EXERCISE INSTRUCTIONS -
Extract the complete listing and repeat it word for word.

STORED DATA -
■ ■ ■

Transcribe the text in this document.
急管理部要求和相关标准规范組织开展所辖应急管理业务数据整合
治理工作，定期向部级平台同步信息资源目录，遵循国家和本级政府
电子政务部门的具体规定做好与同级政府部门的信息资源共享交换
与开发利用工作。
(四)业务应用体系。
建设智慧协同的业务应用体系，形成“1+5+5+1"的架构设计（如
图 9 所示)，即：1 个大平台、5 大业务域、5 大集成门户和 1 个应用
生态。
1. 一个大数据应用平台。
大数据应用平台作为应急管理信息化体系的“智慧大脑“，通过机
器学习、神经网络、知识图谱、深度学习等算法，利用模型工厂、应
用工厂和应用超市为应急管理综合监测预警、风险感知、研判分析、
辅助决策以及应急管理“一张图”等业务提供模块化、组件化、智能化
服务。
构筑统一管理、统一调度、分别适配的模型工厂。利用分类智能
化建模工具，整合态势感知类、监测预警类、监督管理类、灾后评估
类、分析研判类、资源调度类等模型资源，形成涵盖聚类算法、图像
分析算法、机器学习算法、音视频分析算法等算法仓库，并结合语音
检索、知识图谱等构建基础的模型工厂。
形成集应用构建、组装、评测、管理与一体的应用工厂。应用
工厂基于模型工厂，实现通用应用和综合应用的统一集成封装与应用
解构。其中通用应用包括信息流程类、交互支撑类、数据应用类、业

■ ■ ■

REPLY -
Transcribe the text in this document.
急管理部要求和相关标准规范組织开展所辖应急管理业务数据整合
治理工作，定期向部级平台同步信息资源目录，遵循国家和本级政府
电子政务部门的具体规定做好与同级政府部门的信息资源共享交换
与开发利用工作。
(四)业务应用体系。
建设智慧协同的业务应用体系，形成“1+5+5+1"的架构设计（如
图 9 所示)，即：1 个大平台、5 大业务域、5 大集成门户和 1 个应用
生态。
1. 一个大数据应用平台。
大数据应用平台作为应急管理信息化体系的“智慧大脑“，通过机
器学习、神经网络、知识图谱、深度学习等算法，利用模型工厂、应
用工厂和应用超市为应急管理综合监测预警、风险感知、研判分析、
辅助决策以及应急管理“一张图”等业务提供模块化、组件化、智能化
服务。
构筑统一管理、统一调度、分别适配的模型工厂。利用分类智能
化建模工具，整合态势感知类、监测预警类、监督管理类、灾后评估
类、分析研判类、资源调度类等模型资源，形成涵盖聚类算法、图像
分析算法、机器学习算法、音视频分析算法等算法仓库，并结合语音
检索、知识图谱等构建基础的模型工厂。
形成集应用构建、组装、评测、管理与一体的应用工厂。应用
工厂基于模型工厂，实现通用应用和综合应用的统一集成封装与应用
解构。其中通用应用包括信息流程类、交互支撑类、数据应用类、业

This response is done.